◆ **Exercise prompt**
Make an exact copy of all the entries below, with the pictures left out.

◆ **Extracted material**
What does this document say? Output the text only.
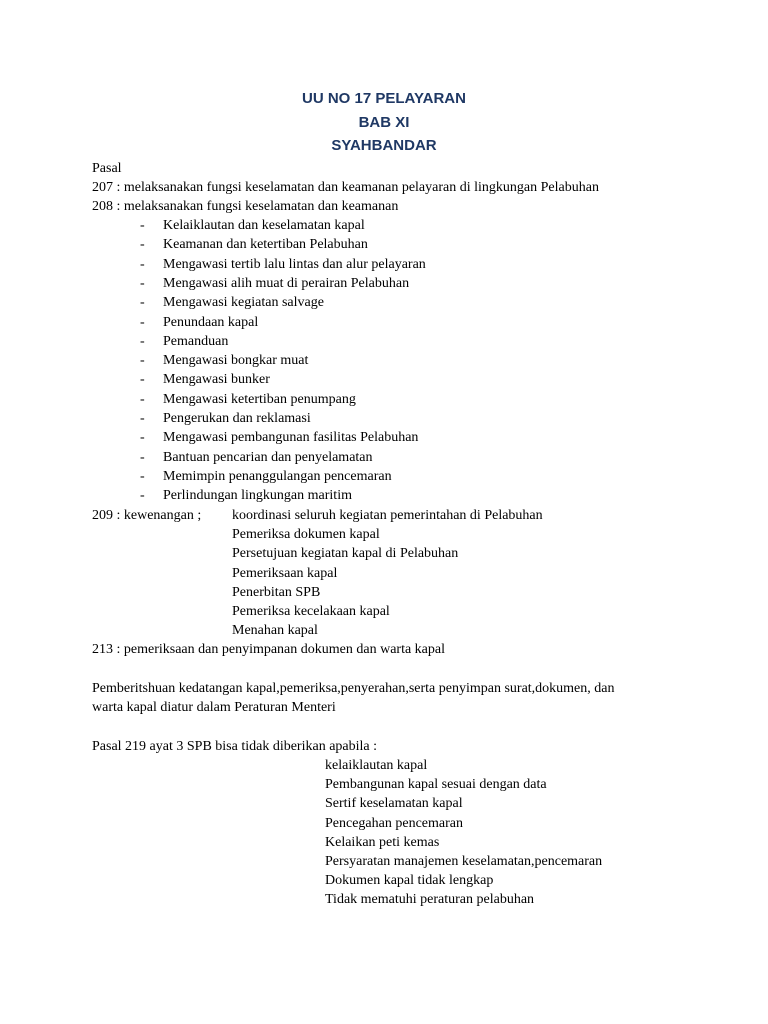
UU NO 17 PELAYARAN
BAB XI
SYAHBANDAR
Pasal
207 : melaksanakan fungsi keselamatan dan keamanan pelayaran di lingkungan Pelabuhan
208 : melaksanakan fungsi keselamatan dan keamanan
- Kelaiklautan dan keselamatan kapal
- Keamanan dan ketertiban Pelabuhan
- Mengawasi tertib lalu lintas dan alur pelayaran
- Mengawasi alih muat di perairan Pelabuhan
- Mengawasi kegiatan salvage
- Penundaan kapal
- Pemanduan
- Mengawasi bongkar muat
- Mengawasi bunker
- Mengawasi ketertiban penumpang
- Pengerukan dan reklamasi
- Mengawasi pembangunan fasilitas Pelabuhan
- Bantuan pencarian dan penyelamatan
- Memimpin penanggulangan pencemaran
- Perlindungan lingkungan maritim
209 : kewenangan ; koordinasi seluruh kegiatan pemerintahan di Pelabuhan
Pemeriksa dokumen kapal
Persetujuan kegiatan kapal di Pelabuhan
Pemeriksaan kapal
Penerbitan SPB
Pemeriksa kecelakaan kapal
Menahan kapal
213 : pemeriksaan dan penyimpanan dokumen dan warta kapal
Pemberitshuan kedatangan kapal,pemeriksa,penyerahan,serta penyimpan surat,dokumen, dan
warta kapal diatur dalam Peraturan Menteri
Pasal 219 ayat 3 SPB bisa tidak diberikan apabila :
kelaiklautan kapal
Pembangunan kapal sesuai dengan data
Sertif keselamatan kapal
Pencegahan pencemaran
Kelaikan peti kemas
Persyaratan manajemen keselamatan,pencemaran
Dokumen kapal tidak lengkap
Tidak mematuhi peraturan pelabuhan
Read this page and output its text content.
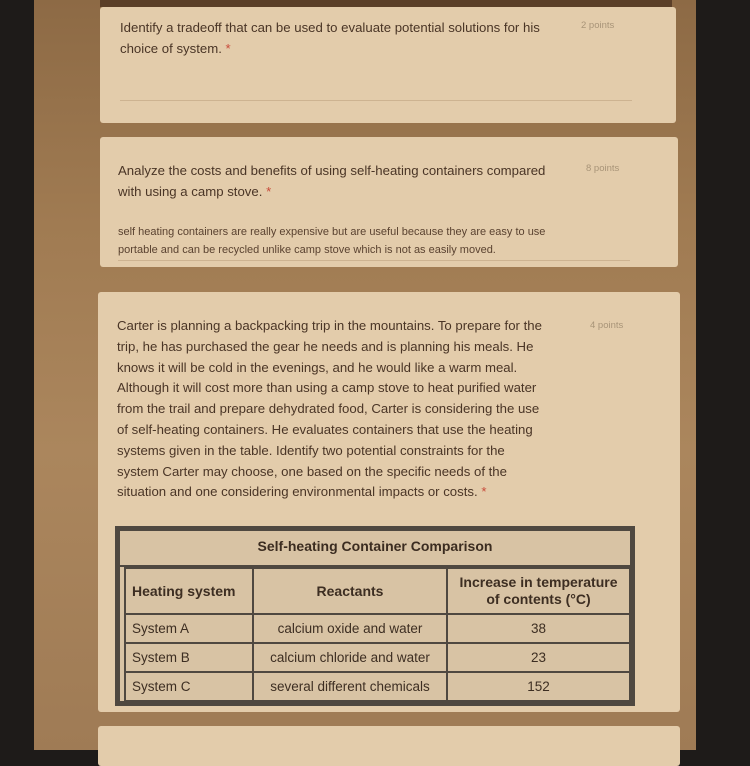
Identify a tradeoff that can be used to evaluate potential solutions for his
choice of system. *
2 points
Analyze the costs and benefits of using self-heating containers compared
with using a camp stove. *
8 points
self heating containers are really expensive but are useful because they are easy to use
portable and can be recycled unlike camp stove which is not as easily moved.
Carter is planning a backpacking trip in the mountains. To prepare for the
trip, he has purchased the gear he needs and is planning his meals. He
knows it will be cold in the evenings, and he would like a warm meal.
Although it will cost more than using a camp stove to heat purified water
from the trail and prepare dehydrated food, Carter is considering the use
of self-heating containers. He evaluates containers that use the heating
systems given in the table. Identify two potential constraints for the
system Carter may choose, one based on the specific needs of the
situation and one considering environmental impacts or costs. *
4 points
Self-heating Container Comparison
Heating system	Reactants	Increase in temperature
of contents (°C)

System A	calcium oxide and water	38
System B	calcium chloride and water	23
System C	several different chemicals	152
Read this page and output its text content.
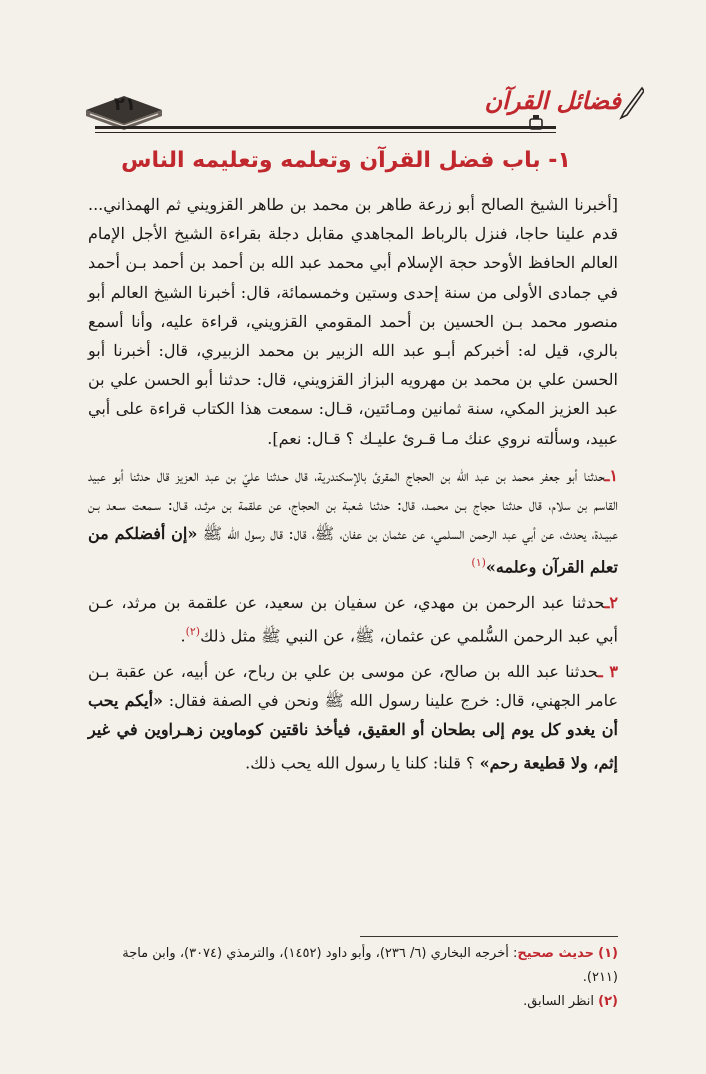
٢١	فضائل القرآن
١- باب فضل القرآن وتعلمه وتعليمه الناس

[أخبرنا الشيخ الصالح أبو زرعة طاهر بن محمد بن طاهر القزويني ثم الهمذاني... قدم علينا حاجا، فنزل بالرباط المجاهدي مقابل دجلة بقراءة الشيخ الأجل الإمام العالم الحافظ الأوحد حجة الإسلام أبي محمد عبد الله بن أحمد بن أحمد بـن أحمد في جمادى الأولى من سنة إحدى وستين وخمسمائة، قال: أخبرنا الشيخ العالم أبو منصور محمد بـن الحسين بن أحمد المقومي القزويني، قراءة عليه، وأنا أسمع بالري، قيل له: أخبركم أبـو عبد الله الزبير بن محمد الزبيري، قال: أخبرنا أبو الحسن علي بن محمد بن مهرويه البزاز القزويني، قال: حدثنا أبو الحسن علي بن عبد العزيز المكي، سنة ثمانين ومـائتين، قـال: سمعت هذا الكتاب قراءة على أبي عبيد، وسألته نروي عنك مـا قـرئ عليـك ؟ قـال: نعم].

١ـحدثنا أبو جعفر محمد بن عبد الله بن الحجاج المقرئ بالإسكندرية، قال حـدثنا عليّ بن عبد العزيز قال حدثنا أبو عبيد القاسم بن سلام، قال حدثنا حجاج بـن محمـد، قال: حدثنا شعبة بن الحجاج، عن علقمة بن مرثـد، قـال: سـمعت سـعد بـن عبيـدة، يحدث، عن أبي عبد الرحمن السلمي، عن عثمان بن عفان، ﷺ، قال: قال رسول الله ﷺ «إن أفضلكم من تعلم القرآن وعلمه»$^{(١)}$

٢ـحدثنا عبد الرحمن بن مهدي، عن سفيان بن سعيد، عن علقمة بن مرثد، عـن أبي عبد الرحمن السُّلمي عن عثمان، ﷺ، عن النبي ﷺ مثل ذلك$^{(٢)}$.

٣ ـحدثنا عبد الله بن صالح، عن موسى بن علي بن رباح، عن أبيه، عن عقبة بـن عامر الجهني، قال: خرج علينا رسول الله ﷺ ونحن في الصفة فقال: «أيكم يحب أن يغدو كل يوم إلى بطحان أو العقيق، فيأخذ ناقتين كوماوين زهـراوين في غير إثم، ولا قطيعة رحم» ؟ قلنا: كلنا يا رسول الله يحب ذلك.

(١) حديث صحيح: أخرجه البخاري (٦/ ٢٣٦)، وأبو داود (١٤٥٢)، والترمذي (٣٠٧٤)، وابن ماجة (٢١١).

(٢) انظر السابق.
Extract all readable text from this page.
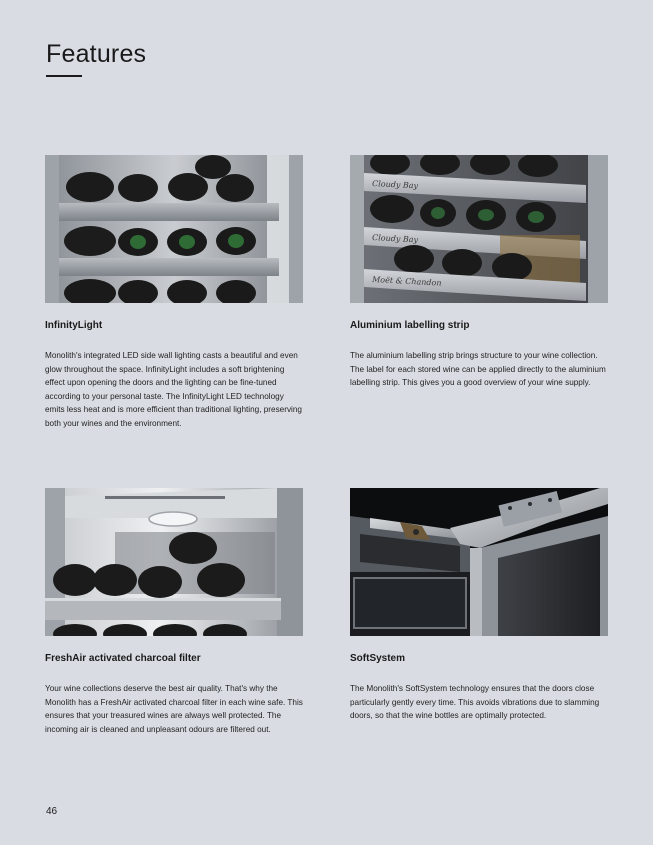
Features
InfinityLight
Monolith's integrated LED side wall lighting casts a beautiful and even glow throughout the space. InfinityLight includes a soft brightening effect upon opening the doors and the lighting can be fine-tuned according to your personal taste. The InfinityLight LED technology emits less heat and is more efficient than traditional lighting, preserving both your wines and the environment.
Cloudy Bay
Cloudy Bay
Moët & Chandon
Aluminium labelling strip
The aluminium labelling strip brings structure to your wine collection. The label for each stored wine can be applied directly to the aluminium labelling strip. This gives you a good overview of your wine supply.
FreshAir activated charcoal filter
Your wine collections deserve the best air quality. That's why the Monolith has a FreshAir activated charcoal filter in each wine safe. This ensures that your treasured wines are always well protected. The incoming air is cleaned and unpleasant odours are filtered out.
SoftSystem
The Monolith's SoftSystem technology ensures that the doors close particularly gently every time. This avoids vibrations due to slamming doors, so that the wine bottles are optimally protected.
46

◆ **Exercise solution**
What does this document say? Output the text only.
UU NO 17 PELAYARAN
BAB XI
SYAHBANDAR
Pasal
207 : melaksanakan fungsi keselamatan dan keamanan pelayaran di lingkungan Pelabuhan
208 : melaksanakan fungsi keselamatan dan keamanan
- Kelaiklautan dan keselamatan kapal
- Keamanan dan ketertiban Pelabuhan
- Mengawasi tertib lalu lintas dan alur pelayaran
- Mengawasi alih muat di perairan Pelabuhan
- Mengawasi kegiatan salvage
- Penundaan kapal
- Pemanduan
- Mengawasi bongkar muat
- Mengawasi bunker
- Mengawasi ketertiban penumpang
- Pengerukan dan reklamasi
- Mengawasi pembangunan fasilitas Pelabuhan
- Bantuan pencarian dan penyelamatan
- Memimpin penanggulangan pencemaran
- Perlindungan lingkungan maritim
209 : kewenangan ; koordinasi seluruh kegiatan pemerintahan di Pelabuhan
Pemeriksa dokumen kapal
Persetujuan kegiatan kapal di Pelabuhan
Pemeriksaan kapal
Penerbitan SPB
Pemeriksa kecelakaan kapal
Menahan kapal
213 : pemeriksaan dan penyimpanan dokumen dan warta kapal
Pemberitshuan kedatangan kapal,pemeriksa,penyerahan,serta penyimpan surat,dokumen, dan
warta kapal diatur dalam Peraturan Menteri
Pasal 219 ayat 3 SPB bisa tidak diberikan apabila :
kelaiklautan kapal
Pembangunan kapal sesuai dengan data
Sertif keselamatan kapal
Pencegahan pencemaran
Kelaikan peti kemas
Persyaratan manajemen keselamatan,pencemaran
Dokumen kapal tidak lengkap
Tidak mematuhi peraturan pelabuhan
Read this page and output its text content.
Identify a tradeoff that can be used to evaluate potential solutions for his
choice of system. *
2 points
Analyze the costs and benefits of using self-heating containers compared
with using a camp stove. *
8 points
self heating containers are really expensive but are useful because they are easy to use
portable and can be recycled unlike camp stove which is not as easily moved.
Carter is planning a backpacking trip in the mountains. To prepare for the
trip, he has purchased the gear he needs and is planning his meals. He
knows it will be cold in the evenings, and he would like a warm meal.
Although it will cost more than using a camp stove to heat purified water
from the trail and prepare dehydrated food, Carter is considering the use
of self-heating containers. He evaluates containers that use the heating
systems given in the table. Identify two potential constraints for the
system Carter may choose, one based on the specific needs of the
situation and one considering environmental impacts or costs. *
4 points
Self-heating Container Comparison
Heating system	Reactants	Increase in temperature
of contents (°C)

System A	calcium oxide and water	38
System B	calcium chloride and water	23
System C	several different chemicals	152
Read this page and output its text content.
٢١	فضائل القرآن
١- باب فضل القرآن وتعلمه وتعليمه الناس

[أخبرنا الشيخ الصالح أبو زرعة طاهر بن محمد بن طاهر القزويني ثم الهمذاني... قدم علينا حاجا، فنزل بالرباط المجاهدي مقابل دجلة بقراءة الشيخ الأجل الإمام العالم الحافظ الأوحد حجة الإسلام أبي محمد عبد الله بن أحمد بن أحمد بـن أحمد في جمادى الأولى من سنة إحدى وستين وخمسمائة، قال: أخبرنا الشيخ العالم أبو منصور محمد بـن الحسين بن أحمد المقومي القزويني، قراءة عليه، وأنا أسمع بالري، قيل له: أخبركم أبـو عبد الله الزبير بن محمد الزبيري، قال: أخبرنا أبو الحسن علي بن محمد بن مهرويه البزاز القزويني، قال: حدثنا أبو الحسن علي بن عبد العزيز المكي، سنة ثمانين ومـائتين، قـال: سمعت هذا الكتاب قراءة على أبي عبيد، وسألته نروي عنك مـا قـرئ عليـك ؟ قـال: نعم].

١ـحدثنا أبو جعفر محمد بن عبد الله بن الحجاج المقرئ بالإسكندرية، قال حـدثنا عليّ بن عبد العزيز قال حدثنا أبو عبيد القاسم بن سلام، قال حدثنا حجاج بـن محمـد، قال: حدثنا شعبة بن الحجاج، عن علقمة بن مرثـد، قـال: سـمعت سـعد بـن عبيـدة، يحدث، عن أبي عبد الرحمن السلمي، عن عثمان بن عفان، ﷺ، قال: قال رسول الله ﷺ «إن أفضلكم من تعلم القرآن وعلمه»$^{(١)}$

٢ـحدثنا عبد الرحمن بن مهدي، عن سفيان بن سعيد، عن علقمة بن مرثد، عـن أبي عبد الرحمن السُّلمي عن عثمان، ﷺ، عن النبي ﷺ مثل ذلك$^{(٢)}$.

٣ ـحدثنا عبد الله بن صالح، عن موسى بن علي بن رباح، عن أبيه، عن عقبة بـن عامر الجهني، قال: خرج علينا رسول الله ﷺ ونحن في الصفة فقال: «أيكم يحب أن يغدو كل يوم إلى بطحان أو العقيق، فيأخذ ناقتين كوماوين زهـراوين في غير إثم، ولا قطيعة رحم» ؟ قلنا: كلنا يا رسول الله يحب ذلك.

(١) حديث صحيح: أخرجه البخاري (٦/ ٢٣٦)، وأبو داود (١٤٥٢)، والترمذي (٣٠٧٤)، وابن ماجة (٢١١).

(٢) انظر السابق.
Extract all readable text from this page.
Features
InfinityLight
Monolith's integrated LED side wall lighting casts a beautiful and even glow throughout the space. InfinityLight includes a soft brightening effect upon opening the doors and the lighting can be fine-tuned according to your personal taste. The InfinityLight LED technology emits less heat and is more efficient than traditional lighting, preserving both your wines and the environment.
Cloudy Bay
Cloudy Bay
Moët & Chandon
Aluminium labelling strip
The aluminium labelling strip brings structure to your wine collection. The label for each stored wine can be applied directly to the aluminium labelling strip. This gives you a good overview of your wine supply.
FreshAir activated charcoal filter
Your wine collections deserve the best air quality. That's why the Monolith has a FreshAir activated charcoal filter in each wine safe. This ensures that your treasured wines are always well protected. The incoming air is cleaned and unpleasant odours are filtered out.
SoftSystem
The Monolith's SoftSystem technology ensures that the doors close particularly gently every time. This avoids vibrations due to slamming doors, so that the wine bottles are optimally protected.
46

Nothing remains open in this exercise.